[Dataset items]
===============

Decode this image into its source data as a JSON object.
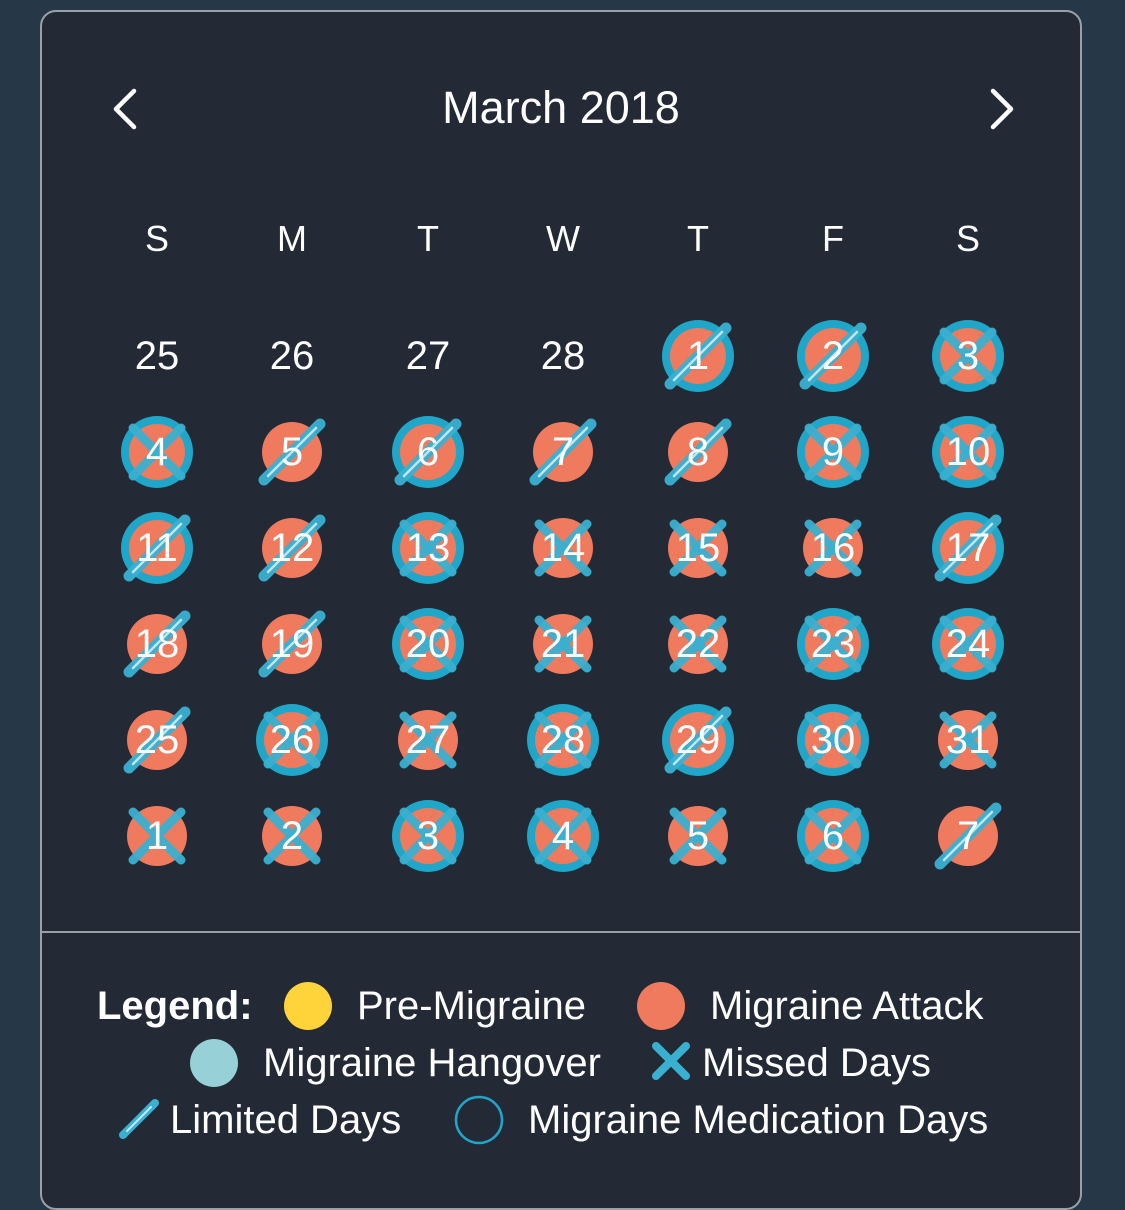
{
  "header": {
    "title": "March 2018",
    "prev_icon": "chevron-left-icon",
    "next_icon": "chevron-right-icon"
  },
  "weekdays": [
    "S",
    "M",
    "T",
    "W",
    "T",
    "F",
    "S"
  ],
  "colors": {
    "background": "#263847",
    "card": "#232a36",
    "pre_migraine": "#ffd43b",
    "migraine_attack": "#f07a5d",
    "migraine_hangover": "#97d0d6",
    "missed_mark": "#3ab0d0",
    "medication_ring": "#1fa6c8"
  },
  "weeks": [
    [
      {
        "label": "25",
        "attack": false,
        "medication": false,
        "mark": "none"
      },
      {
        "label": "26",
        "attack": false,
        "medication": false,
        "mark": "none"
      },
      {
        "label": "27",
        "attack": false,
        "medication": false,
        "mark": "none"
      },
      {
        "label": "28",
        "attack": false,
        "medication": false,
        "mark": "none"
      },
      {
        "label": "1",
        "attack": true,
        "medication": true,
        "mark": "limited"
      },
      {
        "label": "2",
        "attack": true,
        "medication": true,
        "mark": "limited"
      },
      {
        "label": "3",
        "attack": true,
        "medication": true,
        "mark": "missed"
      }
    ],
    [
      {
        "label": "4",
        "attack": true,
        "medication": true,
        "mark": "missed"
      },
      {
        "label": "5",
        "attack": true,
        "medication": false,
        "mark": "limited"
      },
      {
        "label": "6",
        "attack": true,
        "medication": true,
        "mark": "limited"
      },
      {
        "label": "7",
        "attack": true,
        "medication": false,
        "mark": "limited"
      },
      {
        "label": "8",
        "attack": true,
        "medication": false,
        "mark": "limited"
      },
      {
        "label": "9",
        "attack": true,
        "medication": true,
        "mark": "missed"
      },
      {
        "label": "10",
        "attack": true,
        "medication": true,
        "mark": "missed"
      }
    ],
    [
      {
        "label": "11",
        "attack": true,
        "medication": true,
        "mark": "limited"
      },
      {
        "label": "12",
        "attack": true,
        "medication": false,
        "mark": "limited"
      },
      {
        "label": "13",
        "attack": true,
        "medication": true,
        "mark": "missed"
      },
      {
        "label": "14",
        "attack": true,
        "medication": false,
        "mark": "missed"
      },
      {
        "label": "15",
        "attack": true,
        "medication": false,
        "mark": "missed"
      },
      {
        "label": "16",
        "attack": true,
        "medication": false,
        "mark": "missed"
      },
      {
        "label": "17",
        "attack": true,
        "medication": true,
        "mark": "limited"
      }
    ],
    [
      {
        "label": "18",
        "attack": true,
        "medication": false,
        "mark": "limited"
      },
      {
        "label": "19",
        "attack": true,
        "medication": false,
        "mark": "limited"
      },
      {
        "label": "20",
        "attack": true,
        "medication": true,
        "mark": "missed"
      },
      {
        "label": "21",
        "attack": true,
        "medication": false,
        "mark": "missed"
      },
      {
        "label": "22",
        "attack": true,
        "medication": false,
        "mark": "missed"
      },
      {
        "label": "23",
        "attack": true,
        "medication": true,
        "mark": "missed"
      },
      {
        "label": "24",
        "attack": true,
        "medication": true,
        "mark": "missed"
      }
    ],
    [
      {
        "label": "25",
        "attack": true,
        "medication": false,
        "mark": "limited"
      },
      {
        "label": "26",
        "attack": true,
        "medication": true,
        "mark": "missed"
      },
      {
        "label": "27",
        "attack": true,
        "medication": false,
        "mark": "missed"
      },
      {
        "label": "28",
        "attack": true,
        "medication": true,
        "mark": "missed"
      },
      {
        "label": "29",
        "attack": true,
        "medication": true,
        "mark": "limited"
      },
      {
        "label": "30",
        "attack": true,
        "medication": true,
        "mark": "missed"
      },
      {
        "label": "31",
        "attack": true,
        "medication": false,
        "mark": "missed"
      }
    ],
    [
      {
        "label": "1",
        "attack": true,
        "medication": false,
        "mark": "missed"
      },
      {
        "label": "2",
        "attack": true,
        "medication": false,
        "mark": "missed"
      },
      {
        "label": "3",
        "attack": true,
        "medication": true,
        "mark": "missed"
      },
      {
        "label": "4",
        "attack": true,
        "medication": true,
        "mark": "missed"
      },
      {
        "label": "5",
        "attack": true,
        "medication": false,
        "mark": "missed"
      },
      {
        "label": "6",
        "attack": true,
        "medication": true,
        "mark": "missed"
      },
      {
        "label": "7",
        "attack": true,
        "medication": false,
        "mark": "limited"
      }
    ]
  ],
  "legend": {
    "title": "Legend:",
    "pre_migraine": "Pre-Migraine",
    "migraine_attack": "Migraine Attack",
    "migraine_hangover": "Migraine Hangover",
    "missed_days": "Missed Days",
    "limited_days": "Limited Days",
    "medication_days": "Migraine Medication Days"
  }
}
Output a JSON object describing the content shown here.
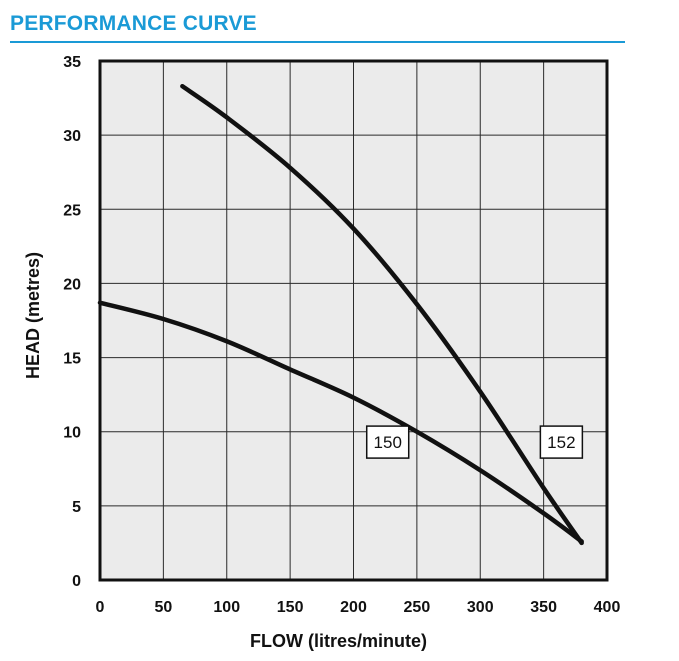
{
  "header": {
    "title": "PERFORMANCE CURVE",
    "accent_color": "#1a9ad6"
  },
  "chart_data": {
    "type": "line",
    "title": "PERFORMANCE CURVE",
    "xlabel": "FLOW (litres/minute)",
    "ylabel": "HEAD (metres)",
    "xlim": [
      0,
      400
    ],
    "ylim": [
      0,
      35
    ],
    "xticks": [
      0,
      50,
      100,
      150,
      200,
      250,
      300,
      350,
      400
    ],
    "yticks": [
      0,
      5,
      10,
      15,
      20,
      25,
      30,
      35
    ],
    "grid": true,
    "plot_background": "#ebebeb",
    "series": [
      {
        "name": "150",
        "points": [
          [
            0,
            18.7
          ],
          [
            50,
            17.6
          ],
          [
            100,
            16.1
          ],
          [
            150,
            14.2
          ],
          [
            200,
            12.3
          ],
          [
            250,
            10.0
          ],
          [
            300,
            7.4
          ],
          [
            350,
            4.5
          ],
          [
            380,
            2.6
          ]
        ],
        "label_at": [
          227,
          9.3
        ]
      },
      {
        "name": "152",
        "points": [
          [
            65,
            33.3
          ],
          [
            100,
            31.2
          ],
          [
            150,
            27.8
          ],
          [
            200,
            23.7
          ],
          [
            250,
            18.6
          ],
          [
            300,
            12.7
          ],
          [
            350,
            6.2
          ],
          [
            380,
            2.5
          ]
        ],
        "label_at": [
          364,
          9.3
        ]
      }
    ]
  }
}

===============

_Problem details_
Skip every picture and transcribe the data above exactly.

_Task output_
Decode this image into its source data as a JSON object.
{
  "header": {
    "title": "March 2018",
    "prev_icon": "chevron-left-icon",
    "next_icon": "chevron-right-icon"
  },
  "weekdays": [
    "S",
    "M",
    "T",
    "W",
    "T",
    "F",
    "S"
  ],
  "colors": {
    "background": "#263847",
    "card": "#232a36",
    "pre_migraine": "#ffd43b",
    "migraine_attack": "#f07a5d",
    "migraine_hangover": "#97d0d6",
    "missed_mark": "#3ab0d0",
    "medication_ring": "#1fa6c8"
  },
  "weeks": [
    [
      {
        "label": "25",
        "attack": false,
        "medication": false,
        "mark": "none"
      },
      {
        "label": "26",
        "attack": false,
        "medication": false,
        "mark": "none"
      },
      {
        "label": "27",
        "attack": false,
        "medication": false,
        "mark": "none"
      },
      {
        "label": "28",
        "attack": false,
        "medication": false,
        "mark": "none"
      },
      {
        "label": "1",
        "attack": true,
        "medication": true,
        "mark": "limited"
      },
      {
        "label": "2",
        "attack": true,
        "medication": true,
        "mark": "limited"
      },
      {
        "label": "3",
        "attack": true,
        "medication": true,
        "mark": "missed"
      }
    ],
    [
      {
        "label": "4",
        "attack": true,
        "medication": true,
        "mark": "missed"
      },
      {
        "label": "5",
        "attack": true,
        "medication": false,
        "mark": "limited"
      },
      {
        "label": "6",
        "attack": true,
        "medication": true,
        "mark": "limited"
      },
      {
        "label": "7",
        "attack": true,
        "medication": false,
        "mark": "limited"
      },
      {
        "label": "8",
        "attack": true,
        "medication": false,
        "mark": "limited"
      },
      {
        "label": "9",
        "attack": true,
        "medication": true,
        "mark": "missed"
      },
      {
        "label": "10",
        "attack": true,
        "medication": true,
        "mark": "missed"
      }
    ],
    [
      {
        "label": "11",
        "attack": true,
        "medication": true,
        "mark": "limited"
      },
      {
        "label": "12",
        "attack": true,
        "medication": false,
        "mark": "limited"
      },
      {
        "label": "13",
        "attack": true,
        "medication": true,
        "mark": "missed"
      },
      {
        "label": "14",
        "attack": true,
        "medication": false,
        "mark": "missed"
      },
      {
        "label": "15",
        "attack": true,
        "medication": false,
        "mark": "missed"
      },
      {
        "label": "16",
        "attack": true,
        "medication": false,
        "mark": "missed"
      },
      {
        "label": "17",
        "attack": true,
        "medication": true,
        "mark": "limited"
      }
    ],
    [
      {
        "label": "18",
        "attack": true,
        "medication": false,
        "mark": "limited"
      },
      {
        "label": "19",
        "attack": true,
        "medication": false,
        "mark": "limited"
      },
      {
        "label": "20",
        "attack": true,
        "medication": true,
        "mark": "missed"
      },
      {
        "label": "21",
        "attack": true,
        "medication": false,
        "mark": "missed"
      },
      {
        "label": "22",
        "attack": true,
        "medication": false,
        "mark": "missed"
      },
      {
        "label": "23",
        "attack": true,
        "medication": true,
        "mark": "missed"
      },
      {
        "label": "24",
        "attack": true,
        "medication": true,
        "mark": "missed"
      }
    ],
    [
      {
        "label": "25",
        "attack": true,
        "medication": false,
        "mark": "limited"
      },
      {
        "label": "26",
        "attack": true,
        "medication": true,
        "mark": "missed"
      },
      {
        "label": "27",
        "attack": true,
        "medication": false,
        "mark": "missed"
      },
      {
        "label": "28",
        "attack": true,
        "medication": true,
        "mark": "missed"
      },
      {
        "label": "29",
        "attack": true,
        "medication": true,
        "mark": "limited"
      },
      {
        "label": "30",
        "attack": true,
        "medication": true,
        "mark": "missed"
      },
      {
        "label": "31",
        "attack": true,
        "medication": false,
        "mark": "missed"
      }
    ],
    [
      {
        "label": "1",
        "attack": true,
        "medication": false,
        "mark": "missed"
      },
      {
        "label": "2",
        "attack": true,
        "medication": false,
        "mark": "missed"
      },
      {
        "label": "3",
        "attack": true,
        "medication": true,
        "mark": "missed"
      },
      {
        "label": "4",
        "attack": true,
        "medication": true,
        "mark": "missed"
      },
      {
        "label": "5",
        "attack": true,
        "medication": false,
        "mark": "missed"
      },
      {
        "label": "6",
        "attack": true,
        "medication": true,
        "mark": "missed"
      },
      {
        "label": "7",
        "attack": true,
        "medication": false,
        "mark": "limited"
      }
    ]
  ],
  "legend": {
    "title": "Legend:",
    "pre_migraine": "Pre-Migraine",
    "migraine_attack": "Migraine Attack",
    "migraine_hangover": "Migraine Hangover",
    "missed_days": "Missed Days",
    "limited_days": "Limited Days",
    "medication_days": "Migraine Medication Days"
  }
}
Output a JSON object describing the content shown here.
{
  "header": {
    "title": "PERFORMANCE CURVE",
    "accent_color": "#1a9ad6"
  },
  "chart_data": {
    "type": "line",
    "title": "PERFORMANCE CURVE",
    "xlabel": "FLOW (litres/minute)",
    "ylabel": "HEAD (metres)",
    "xlim": [
      0,
      400
    ],
    "ylim": [
      0,
      35
    ],
    "xticks": [
      0,
      50,
      100,
      150,
      200,
      250,
      300,
      350,
      400
    ],
    "yticks": [
      0,
      5,
      10,
      15,
      20,
      25,
      30,
      35
    ],
    "grid": true,
    "plot_background": "#ebebeb",
    "series": [
      {
        "name": "150",
        "points": [
          [
            0,
            18.7
          ],
          [
            50,
            17.6
          ],
          [
            100,
            16.1
          ],
          [
            150,
            14.2
          ],
          [
            200,
            12.3
          ],
          [
            250,
            10.0
          ],
          [
            300,
            7.4
          ],
          [
            350,
            4.5
          ],
          [
            380,
            2.6
          ]
        ],
        "label_at": [
          227,
          9.3
        ]
      },
      {
        "name": "152",
        "points": [
          [
            65,
            33.3
          ],
          [
            100,
            31.2
          ],
          [
            150,
            27.8
          ],
          [
            200,
            23.7
          ],
          [
            250,
            18.6
          ],
          [
            300,
            12.7
          ],
          [
            350,
            6.2
          ],
          [
            380,
            2.5
          ]
        ],
        "label_at": [
          364,
          9.3
        ]
      }
    ]
  }
}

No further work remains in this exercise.